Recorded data

..............................

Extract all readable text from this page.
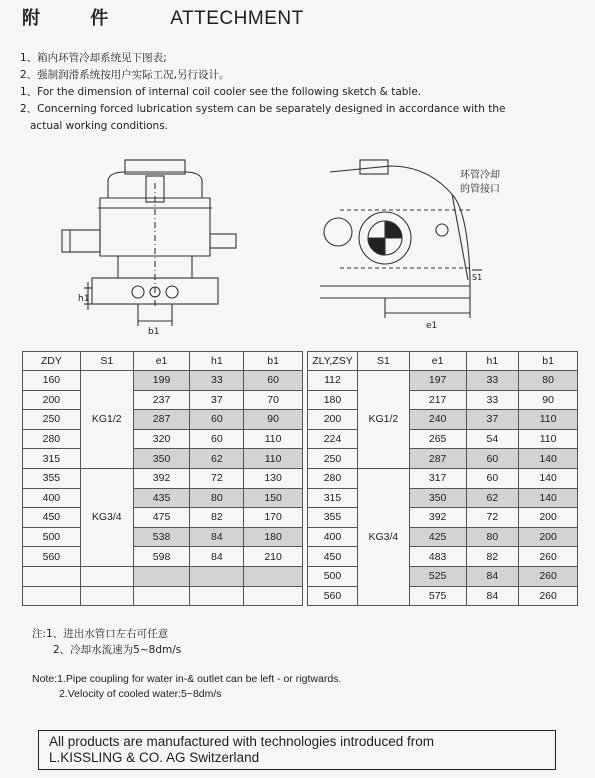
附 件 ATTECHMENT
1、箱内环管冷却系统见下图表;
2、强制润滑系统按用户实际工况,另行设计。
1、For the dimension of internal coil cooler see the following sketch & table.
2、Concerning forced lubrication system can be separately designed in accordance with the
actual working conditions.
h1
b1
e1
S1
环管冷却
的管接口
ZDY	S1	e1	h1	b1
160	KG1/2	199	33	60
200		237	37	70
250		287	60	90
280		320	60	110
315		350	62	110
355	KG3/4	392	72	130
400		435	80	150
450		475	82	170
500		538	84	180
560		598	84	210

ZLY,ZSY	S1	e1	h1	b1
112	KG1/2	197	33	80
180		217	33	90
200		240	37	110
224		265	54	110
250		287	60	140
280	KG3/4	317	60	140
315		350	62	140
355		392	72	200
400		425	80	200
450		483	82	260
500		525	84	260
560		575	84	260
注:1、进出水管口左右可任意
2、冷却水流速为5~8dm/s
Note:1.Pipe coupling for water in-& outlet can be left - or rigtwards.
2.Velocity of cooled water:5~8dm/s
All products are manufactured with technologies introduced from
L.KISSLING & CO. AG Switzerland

..............................

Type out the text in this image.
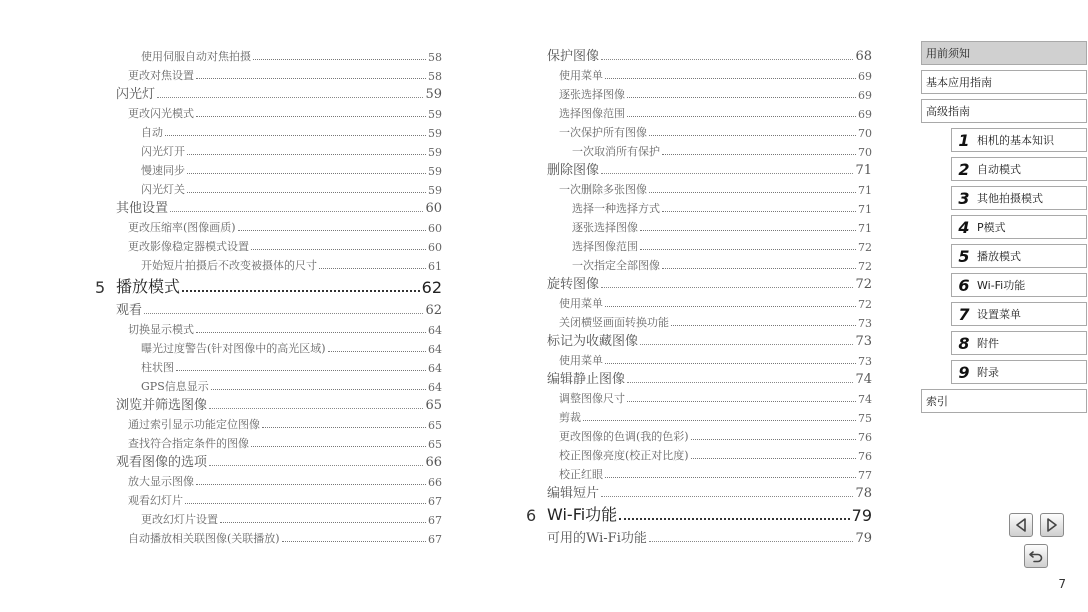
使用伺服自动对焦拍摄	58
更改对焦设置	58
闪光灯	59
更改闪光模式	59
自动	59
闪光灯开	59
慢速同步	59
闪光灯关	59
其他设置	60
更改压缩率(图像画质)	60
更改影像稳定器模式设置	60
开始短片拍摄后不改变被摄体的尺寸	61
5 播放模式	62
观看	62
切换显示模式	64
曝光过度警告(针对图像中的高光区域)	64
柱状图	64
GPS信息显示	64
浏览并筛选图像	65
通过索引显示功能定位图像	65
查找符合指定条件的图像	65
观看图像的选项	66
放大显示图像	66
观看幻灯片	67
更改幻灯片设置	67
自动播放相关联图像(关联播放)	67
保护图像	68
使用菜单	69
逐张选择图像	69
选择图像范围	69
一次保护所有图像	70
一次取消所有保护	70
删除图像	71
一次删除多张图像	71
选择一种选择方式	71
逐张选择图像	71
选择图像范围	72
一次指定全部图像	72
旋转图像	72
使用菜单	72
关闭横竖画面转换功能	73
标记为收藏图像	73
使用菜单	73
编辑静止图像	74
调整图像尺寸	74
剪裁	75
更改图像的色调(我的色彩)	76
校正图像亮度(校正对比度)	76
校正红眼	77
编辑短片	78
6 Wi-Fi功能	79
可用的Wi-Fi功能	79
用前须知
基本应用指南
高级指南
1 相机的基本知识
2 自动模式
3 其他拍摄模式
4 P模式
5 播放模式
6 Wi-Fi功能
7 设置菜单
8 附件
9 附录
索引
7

..............................

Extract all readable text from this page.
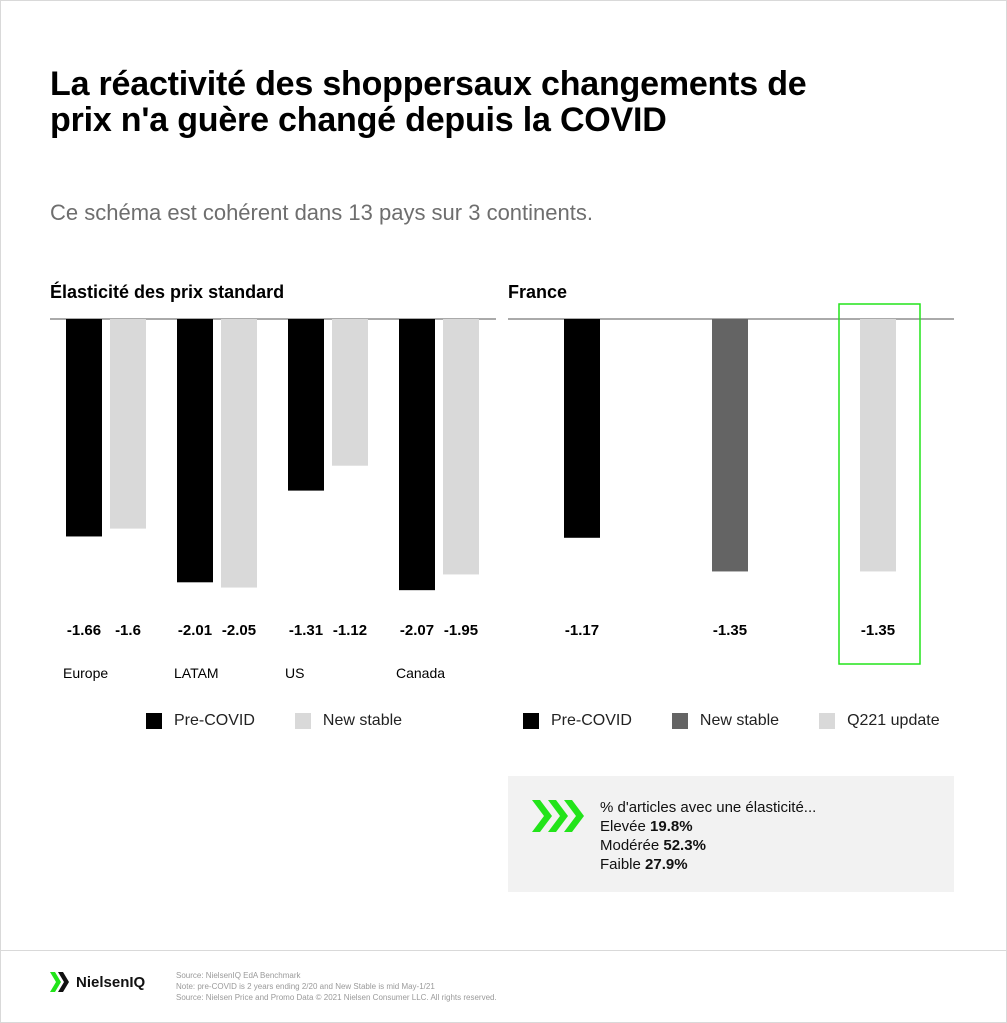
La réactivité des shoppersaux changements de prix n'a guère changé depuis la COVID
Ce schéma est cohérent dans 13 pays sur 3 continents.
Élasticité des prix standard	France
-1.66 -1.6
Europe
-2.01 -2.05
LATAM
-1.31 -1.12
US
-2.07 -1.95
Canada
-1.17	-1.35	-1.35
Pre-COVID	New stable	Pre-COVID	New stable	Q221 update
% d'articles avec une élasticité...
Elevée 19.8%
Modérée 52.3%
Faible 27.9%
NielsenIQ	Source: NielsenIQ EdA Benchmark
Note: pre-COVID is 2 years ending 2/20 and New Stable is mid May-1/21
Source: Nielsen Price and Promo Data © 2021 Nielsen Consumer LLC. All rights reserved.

..............................

▸ Aim of the exercise
Find every line in the records above that contains the word "COVID", and copy each one.

▸ Task output
La réactivité des shoppersaux changements de prix n'a guère changé depuis la COVID
Pre-COVID	New stable	Pre-COVID	New stable	Q221 update
Note: pre-COVID is 2 years ending 2/20 and New Stable is mid May-1/21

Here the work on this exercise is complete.